### [Task instructions]
Collect every line in the records below that contains the word "clicks".
─── Supplied data
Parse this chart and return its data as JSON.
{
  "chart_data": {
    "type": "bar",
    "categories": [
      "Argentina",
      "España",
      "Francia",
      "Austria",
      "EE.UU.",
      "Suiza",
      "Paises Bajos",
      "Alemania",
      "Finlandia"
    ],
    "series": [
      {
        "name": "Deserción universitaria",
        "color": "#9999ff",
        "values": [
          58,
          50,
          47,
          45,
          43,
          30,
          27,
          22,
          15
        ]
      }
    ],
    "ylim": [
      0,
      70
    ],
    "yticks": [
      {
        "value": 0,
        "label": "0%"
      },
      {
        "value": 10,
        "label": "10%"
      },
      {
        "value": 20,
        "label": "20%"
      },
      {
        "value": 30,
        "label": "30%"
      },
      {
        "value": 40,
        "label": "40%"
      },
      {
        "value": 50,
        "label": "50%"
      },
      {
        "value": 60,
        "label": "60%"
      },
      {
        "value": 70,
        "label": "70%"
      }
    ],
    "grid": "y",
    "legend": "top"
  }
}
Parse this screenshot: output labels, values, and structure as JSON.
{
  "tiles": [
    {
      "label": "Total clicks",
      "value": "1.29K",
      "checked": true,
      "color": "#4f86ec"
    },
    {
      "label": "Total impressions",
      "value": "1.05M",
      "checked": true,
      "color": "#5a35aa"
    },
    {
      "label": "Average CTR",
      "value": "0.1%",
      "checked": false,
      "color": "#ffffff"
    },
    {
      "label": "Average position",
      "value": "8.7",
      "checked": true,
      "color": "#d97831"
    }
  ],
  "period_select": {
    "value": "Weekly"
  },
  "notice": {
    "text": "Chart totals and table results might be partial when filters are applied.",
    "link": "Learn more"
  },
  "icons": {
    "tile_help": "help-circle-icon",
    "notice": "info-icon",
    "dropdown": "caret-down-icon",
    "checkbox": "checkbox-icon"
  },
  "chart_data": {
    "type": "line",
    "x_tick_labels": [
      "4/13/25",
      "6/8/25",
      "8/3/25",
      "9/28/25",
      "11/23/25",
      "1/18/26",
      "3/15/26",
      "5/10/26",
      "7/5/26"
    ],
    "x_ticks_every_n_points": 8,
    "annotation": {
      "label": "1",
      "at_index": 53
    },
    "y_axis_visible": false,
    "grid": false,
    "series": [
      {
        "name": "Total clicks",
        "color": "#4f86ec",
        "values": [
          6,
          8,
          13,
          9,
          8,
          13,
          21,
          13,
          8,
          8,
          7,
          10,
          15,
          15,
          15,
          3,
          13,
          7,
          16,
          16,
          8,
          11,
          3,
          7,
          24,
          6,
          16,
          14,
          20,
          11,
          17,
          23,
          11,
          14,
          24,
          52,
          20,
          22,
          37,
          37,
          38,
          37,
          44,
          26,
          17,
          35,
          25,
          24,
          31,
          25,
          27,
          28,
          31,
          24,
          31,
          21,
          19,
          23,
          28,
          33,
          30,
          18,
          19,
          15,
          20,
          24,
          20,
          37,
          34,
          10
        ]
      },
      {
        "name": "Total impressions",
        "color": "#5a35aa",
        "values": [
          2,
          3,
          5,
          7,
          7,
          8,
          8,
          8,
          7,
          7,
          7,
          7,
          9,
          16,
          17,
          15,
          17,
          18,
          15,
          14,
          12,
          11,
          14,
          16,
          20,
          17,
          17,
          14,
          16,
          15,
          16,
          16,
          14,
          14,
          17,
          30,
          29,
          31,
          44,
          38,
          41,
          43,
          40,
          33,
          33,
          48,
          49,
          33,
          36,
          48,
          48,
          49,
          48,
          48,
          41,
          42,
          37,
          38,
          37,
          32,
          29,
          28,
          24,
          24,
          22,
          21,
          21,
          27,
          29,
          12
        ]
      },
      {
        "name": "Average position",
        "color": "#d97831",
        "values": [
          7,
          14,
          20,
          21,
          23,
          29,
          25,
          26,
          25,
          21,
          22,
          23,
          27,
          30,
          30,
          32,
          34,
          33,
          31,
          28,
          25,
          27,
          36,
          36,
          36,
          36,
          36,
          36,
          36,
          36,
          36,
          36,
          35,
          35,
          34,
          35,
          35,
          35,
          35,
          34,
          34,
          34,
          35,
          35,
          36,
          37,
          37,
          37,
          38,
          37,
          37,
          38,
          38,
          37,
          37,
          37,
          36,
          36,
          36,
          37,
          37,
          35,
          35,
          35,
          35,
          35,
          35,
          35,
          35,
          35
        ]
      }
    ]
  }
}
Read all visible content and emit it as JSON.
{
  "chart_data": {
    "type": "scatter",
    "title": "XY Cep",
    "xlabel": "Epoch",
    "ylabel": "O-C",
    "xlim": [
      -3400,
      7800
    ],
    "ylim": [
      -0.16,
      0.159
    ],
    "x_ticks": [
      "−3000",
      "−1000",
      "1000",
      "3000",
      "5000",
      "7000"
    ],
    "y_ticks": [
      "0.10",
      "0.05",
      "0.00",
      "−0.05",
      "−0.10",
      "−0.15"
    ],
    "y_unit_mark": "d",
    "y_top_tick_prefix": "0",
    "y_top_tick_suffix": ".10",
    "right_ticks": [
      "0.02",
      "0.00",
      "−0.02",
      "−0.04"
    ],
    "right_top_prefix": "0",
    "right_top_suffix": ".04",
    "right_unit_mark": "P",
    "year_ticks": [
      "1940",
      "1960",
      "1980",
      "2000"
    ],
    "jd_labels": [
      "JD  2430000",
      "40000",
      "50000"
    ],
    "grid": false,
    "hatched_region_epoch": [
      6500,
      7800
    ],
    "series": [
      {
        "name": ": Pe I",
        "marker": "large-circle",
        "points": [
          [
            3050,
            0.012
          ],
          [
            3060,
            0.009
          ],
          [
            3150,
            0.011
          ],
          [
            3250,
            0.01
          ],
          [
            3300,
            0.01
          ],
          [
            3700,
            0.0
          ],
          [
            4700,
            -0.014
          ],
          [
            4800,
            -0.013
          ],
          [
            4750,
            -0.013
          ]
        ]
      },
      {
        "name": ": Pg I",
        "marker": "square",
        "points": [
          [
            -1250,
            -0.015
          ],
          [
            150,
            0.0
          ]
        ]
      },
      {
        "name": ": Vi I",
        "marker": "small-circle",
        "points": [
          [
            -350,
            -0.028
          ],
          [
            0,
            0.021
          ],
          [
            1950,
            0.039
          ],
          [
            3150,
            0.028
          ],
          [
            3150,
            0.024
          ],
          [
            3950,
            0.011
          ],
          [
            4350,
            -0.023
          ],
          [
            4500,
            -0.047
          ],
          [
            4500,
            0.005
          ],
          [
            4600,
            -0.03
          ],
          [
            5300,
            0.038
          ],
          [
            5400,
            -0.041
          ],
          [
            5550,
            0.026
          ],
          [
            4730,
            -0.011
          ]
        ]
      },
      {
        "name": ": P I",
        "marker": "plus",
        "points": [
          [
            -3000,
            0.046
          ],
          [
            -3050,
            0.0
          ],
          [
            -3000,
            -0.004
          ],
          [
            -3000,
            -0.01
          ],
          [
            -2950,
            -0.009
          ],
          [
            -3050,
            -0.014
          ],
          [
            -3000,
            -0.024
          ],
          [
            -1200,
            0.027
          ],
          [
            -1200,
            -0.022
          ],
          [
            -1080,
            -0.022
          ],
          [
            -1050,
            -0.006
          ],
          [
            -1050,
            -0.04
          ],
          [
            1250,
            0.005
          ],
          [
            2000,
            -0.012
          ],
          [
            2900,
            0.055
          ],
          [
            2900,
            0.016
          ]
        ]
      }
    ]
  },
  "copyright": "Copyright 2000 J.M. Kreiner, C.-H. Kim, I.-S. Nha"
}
──────
### [Correct answer]
      "label": "Total clicks",
        "name": "Total clicks",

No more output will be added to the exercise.